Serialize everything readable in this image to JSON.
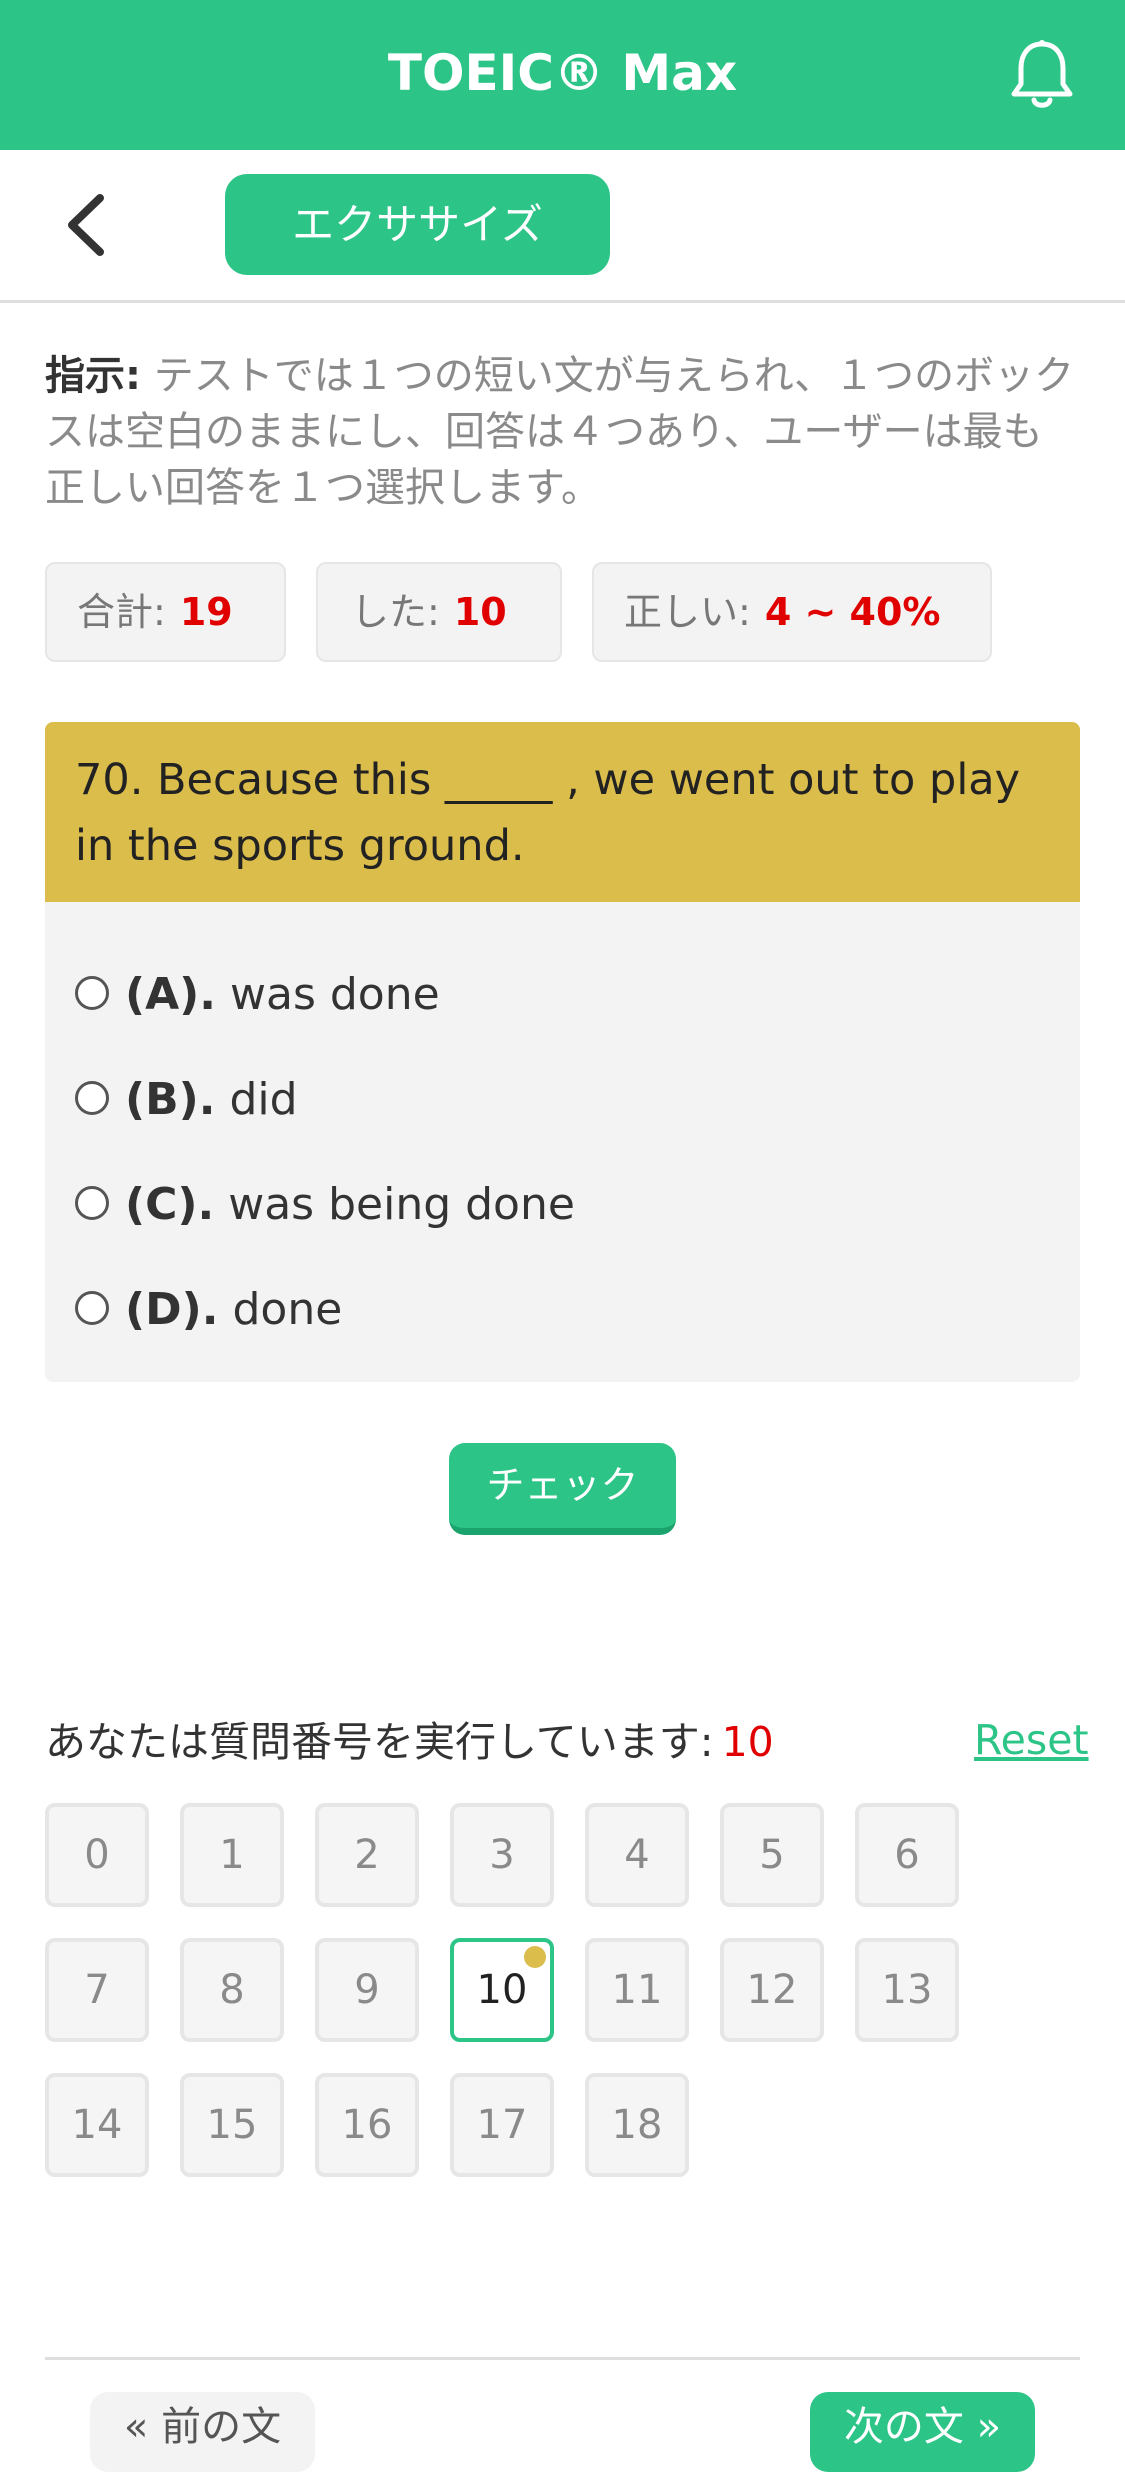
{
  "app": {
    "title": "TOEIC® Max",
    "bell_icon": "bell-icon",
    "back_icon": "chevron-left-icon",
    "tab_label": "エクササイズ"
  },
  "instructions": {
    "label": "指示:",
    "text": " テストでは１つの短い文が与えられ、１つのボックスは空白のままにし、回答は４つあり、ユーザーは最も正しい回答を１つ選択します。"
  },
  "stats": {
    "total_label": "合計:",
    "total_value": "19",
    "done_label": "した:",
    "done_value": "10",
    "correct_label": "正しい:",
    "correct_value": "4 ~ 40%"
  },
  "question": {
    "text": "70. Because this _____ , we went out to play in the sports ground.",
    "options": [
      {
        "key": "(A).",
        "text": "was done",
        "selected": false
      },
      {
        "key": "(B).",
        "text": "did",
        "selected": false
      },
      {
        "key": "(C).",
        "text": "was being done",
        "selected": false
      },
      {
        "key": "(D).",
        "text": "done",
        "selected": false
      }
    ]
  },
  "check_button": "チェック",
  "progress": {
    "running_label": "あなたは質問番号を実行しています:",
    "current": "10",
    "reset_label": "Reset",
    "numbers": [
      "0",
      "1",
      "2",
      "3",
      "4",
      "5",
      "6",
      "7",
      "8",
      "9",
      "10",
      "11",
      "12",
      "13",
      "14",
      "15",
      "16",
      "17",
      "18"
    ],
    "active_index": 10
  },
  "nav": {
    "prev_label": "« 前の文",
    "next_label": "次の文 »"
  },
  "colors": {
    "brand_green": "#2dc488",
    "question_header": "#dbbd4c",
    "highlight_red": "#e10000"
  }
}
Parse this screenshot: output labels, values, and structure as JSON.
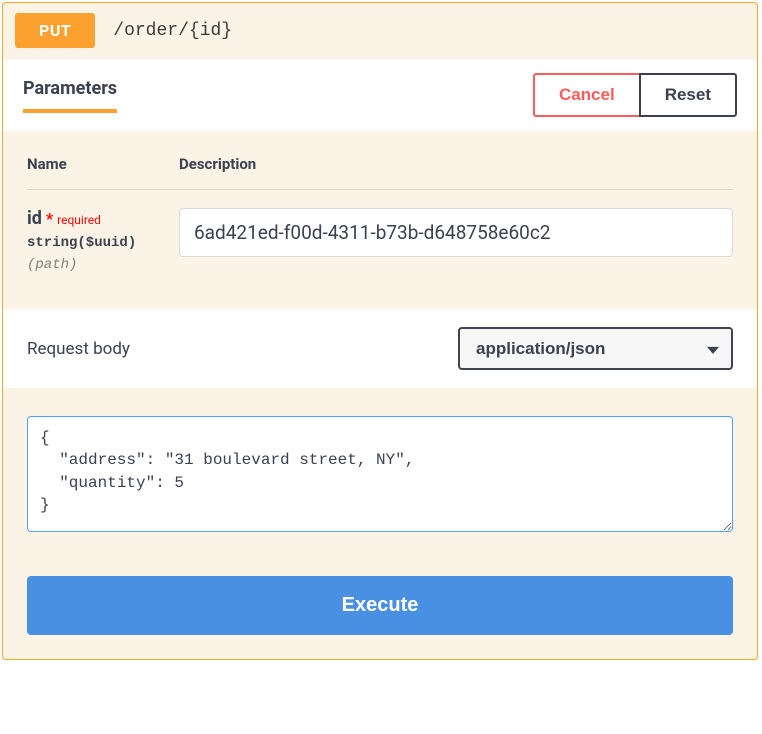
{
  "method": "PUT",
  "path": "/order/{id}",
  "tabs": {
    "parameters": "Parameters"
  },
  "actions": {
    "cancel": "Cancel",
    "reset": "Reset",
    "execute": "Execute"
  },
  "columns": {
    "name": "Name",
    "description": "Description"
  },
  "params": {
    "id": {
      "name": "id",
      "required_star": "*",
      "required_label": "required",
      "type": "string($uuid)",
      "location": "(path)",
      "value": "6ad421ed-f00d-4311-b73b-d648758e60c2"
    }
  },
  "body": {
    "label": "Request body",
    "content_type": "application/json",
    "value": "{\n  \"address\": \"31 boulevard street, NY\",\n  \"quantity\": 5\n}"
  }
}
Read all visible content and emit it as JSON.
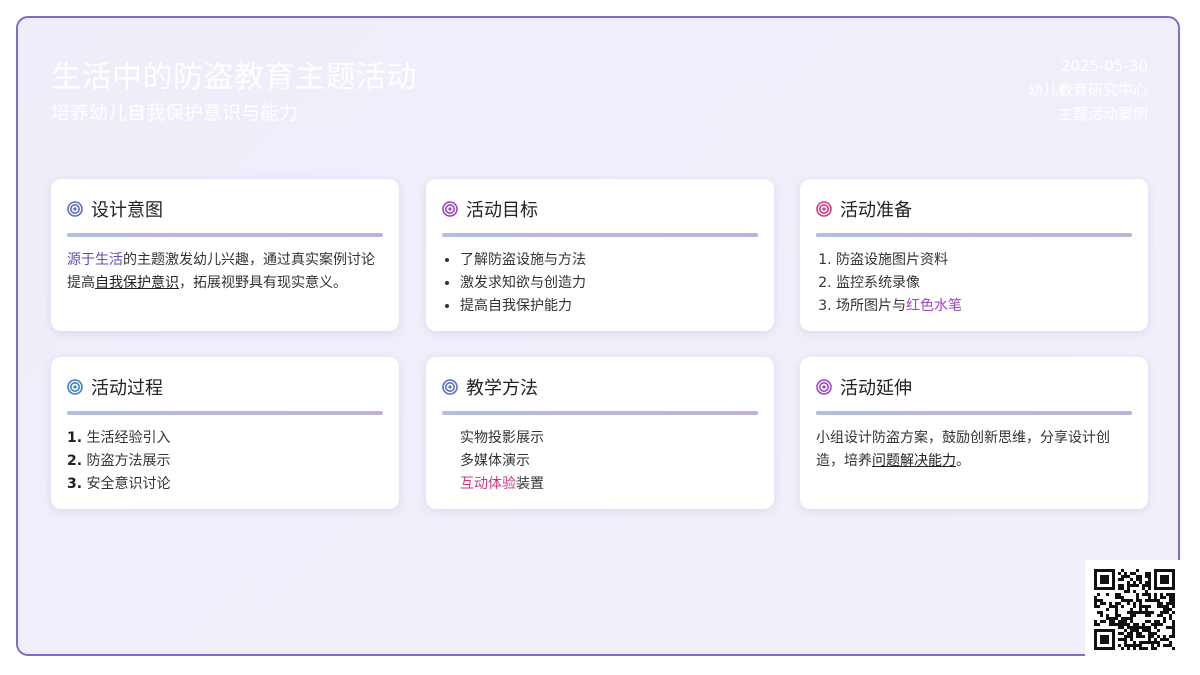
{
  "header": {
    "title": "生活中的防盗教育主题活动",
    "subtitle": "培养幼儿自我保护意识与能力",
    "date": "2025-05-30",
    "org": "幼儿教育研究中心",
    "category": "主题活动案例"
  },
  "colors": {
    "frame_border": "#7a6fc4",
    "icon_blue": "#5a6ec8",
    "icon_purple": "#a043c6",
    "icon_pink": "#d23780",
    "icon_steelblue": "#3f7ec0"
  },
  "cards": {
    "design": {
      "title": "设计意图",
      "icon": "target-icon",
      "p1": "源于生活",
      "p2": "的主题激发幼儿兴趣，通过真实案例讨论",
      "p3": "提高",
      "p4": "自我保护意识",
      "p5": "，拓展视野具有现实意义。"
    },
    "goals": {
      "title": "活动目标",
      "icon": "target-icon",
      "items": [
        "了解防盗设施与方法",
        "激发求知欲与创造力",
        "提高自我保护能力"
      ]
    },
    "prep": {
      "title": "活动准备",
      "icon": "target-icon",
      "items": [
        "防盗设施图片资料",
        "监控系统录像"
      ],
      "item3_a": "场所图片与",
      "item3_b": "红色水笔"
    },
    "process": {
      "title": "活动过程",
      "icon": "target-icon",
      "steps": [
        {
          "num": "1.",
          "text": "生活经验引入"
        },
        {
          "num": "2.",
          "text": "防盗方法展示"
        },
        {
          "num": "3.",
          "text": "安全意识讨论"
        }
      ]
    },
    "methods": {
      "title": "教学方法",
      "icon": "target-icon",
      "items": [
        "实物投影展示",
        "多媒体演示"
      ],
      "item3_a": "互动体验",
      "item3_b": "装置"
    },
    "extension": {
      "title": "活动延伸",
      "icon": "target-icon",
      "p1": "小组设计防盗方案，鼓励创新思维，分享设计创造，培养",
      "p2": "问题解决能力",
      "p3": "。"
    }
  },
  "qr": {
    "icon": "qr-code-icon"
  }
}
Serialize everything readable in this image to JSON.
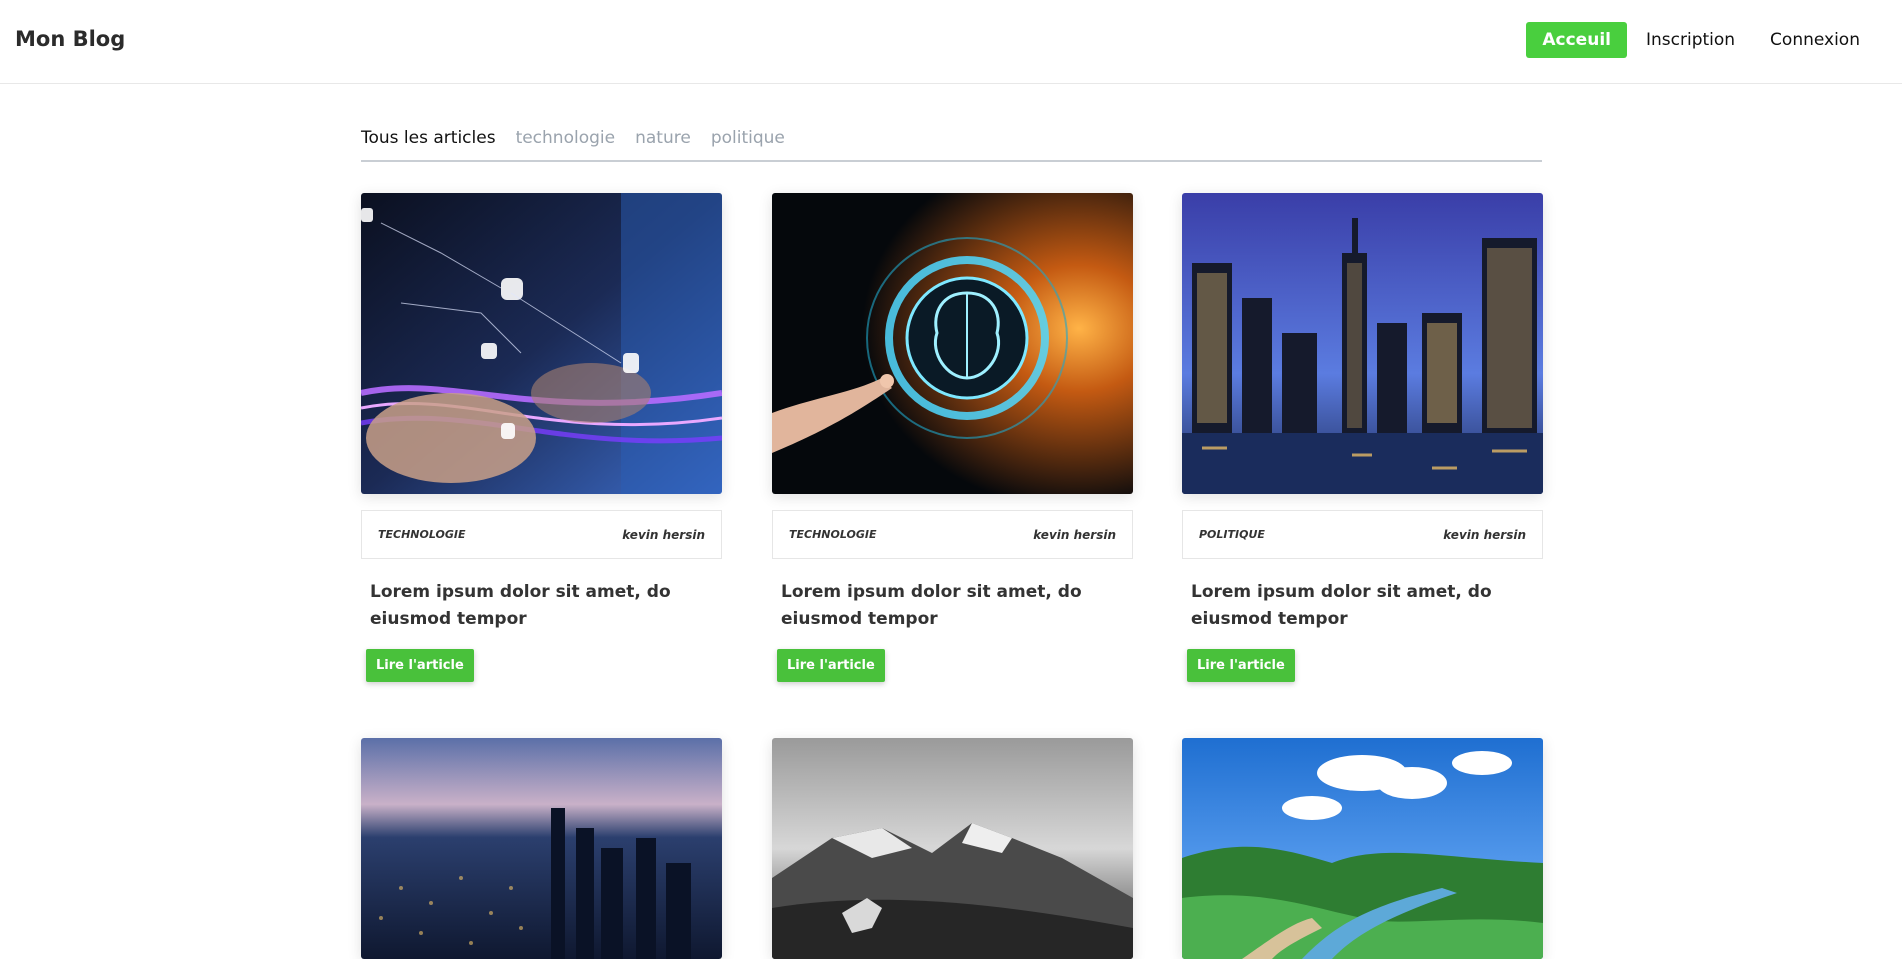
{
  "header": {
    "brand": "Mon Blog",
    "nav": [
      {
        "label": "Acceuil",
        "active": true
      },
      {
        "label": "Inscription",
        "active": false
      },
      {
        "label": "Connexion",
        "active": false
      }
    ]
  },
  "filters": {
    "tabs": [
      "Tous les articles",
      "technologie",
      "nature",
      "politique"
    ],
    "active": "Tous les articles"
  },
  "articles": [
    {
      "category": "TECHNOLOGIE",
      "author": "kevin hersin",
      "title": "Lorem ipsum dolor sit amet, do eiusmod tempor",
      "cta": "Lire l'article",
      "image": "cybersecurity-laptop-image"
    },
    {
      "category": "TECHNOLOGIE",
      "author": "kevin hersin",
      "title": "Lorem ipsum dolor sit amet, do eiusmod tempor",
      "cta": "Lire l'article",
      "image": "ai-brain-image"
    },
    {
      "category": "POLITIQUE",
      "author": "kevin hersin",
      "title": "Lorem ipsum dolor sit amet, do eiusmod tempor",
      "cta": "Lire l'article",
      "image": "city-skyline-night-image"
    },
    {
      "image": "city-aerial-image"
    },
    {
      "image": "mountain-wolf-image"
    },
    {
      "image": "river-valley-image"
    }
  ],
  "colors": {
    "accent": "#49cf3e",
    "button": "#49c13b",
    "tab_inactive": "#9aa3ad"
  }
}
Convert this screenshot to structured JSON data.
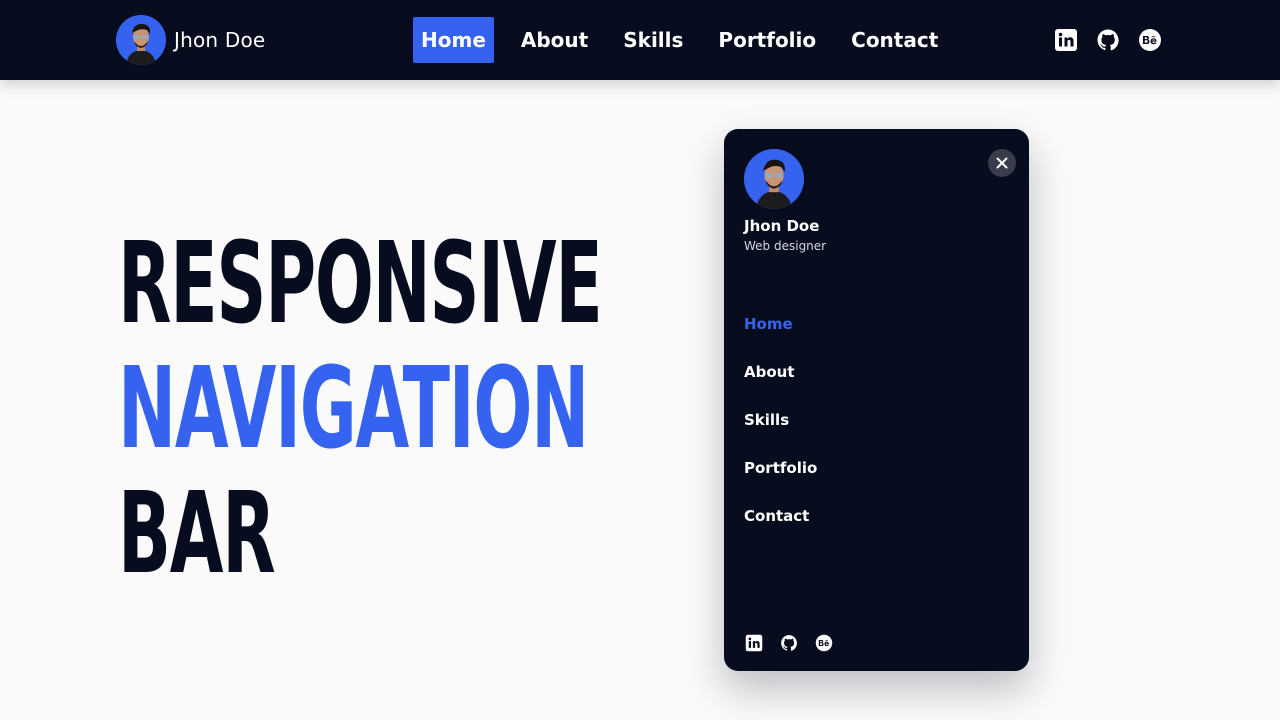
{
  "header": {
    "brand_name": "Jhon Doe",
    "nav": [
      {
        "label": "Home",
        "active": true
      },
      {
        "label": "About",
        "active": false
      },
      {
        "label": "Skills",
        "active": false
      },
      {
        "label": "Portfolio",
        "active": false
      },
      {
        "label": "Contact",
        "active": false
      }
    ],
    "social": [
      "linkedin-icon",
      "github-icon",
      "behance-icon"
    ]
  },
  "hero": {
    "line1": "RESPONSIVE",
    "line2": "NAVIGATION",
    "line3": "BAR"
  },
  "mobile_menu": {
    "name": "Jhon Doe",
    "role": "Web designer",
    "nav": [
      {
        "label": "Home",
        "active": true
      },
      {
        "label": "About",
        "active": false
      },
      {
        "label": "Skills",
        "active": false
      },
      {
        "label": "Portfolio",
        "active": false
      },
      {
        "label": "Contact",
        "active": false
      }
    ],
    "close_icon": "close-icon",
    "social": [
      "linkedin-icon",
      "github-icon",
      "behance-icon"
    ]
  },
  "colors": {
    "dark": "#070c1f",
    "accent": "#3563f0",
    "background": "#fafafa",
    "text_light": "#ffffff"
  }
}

----

Identify the lines above with the word "category". Copy them.

    "category": "主题活动案例"
      "category": "TECHNOLOGIE",
      "category": "TECHNOLOGIE",
      "category": "POLITIQUE",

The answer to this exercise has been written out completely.